[Excerpts from a transcription dataset]
= Beginning of Section =

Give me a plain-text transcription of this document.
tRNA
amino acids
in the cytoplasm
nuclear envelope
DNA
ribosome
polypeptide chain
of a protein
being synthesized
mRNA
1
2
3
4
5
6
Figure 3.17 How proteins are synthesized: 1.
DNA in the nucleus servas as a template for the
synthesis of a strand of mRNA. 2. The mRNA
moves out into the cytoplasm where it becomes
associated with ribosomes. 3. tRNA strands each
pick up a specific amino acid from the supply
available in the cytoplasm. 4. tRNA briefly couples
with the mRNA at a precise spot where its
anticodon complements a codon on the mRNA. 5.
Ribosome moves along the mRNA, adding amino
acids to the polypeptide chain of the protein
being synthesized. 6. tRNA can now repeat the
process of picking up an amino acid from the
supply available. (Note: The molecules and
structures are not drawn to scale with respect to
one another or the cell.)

= End of Section =

**Exercise objective:** Copy all the data. Match it exactly.

**Response to this exercise:**
Give me a plain-text transcription of this document.
tRNA
amino acids
in the cytoplasm
nuclear envelope
DNA
ribosome
polypeptide chain
of a protein
being synthesized
mRNA
1
2
3
4
5
6
Figure 3.17 How proteins are synthesized: 1.
DNA in the nucleus servas as a template for the
synthesis of a strand of mRNA. 2. The mRNA
moves out into the cytoplasm where it becomes
associated with ribosomes. 3. tRNA strands each
pick up a specific amino acid from the supply
available in the cytoplasm. 4. tRNA briefly couples
with the mRNA at a precise spot where its
anticodon complements a codon on the mRNA. 5.
Ribosome moves along the mRNA, adding amino
acids to the polypeptide chain of the protein
being synthesized. 6. tRNA can now repeat the
process of picking up an amino acid from the
supply available. (Note: The molecules and
structures are not drawn to scale with respect to
one another or the cell.)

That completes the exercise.